Chart and figure data
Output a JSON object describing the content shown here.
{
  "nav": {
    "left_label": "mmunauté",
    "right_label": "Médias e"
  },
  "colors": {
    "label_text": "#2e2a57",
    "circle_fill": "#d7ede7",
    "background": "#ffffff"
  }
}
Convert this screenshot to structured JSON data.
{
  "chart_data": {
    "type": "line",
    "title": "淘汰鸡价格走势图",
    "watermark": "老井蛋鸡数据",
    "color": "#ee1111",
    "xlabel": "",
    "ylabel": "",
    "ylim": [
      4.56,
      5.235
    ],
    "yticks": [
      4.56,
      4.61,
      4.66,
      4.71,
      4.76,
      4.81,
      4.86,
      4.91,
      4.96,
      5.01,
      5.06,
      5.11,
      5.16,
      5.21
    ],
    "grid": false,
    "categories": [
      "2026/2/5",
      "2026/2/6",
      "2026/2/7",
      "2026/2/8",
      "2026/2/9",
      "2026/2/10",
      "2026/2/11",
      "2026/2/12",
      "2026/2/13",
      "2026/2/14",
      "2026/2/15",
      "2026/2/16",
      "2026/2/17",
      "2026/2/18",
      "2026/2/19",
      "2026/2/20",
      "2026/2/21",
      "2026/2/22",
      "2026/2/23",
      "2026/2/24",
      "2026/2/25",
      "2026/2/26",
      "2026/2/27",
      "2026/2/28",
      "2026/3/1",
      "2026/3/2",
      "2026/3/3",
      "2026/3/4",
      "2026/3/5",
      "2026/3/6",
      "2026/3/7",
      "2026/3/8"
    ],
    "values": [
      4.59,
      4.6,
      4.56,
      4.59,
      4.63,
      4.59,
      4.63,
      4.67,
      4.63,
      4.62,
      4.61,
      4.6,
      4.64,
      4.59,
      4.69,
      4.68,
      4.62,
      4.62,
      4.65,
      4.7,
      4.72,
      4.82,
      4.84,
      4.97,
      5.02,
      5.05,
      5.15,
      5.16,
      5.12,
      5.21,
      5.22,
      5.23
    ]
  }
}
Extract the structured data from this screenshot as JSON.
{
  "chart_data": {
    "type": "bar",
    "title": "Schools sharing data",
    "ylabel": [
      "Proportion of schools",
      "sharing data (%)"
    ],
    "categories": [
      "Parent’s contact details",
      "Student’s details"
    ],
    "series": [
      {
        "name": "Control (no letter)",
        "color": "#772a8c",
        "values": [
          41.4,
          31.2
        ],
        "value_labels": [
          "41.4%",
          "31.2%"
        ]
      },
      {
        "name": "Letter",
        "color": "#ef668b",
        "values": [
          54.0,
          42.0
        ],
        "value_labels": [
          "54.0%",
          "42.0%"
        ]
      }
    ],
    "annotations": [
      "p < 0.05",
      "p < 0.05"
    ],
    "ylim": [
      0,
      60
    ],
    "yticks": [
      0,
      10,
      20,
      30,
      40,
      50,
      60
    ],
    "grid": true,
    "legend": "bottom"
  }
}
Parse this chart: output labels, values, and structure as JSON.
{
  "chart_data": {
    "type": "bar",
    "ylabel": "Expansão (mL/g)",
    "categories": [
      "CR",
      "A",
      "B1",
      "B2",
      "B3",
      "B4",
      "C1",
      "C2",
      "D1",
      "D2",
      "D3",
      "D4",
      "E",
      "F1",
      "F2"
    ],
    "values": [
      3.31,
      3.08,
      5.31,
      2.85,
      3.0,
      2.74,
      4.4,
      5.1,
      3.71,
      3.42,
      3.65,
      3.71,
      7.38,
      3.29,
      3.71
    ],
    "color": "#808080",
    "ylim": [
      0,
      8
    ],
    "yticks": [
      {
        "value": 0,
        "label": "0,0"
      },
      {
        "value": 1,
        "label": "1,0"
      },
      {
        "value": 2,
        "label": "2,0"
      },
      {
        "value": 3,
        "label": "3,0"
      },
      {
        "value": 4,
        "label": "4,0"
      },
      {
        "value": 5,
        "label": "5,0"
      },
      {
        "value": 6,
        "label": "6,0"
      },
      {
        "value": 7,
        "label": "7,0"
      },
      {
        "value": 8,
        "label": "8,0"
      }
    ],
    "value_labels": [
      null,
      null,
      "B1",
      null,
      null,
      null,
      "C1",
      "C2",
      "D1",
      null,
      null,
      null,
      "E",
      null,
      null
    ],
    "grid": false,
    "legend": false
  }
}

:: REQUEST ::
In the listing, find every line containing the word "structured" and list it.

:: RIGHT ANSWER ::
Convert this screenshot to structured JSON data.
Extract the structured data from this screenshot as JSON.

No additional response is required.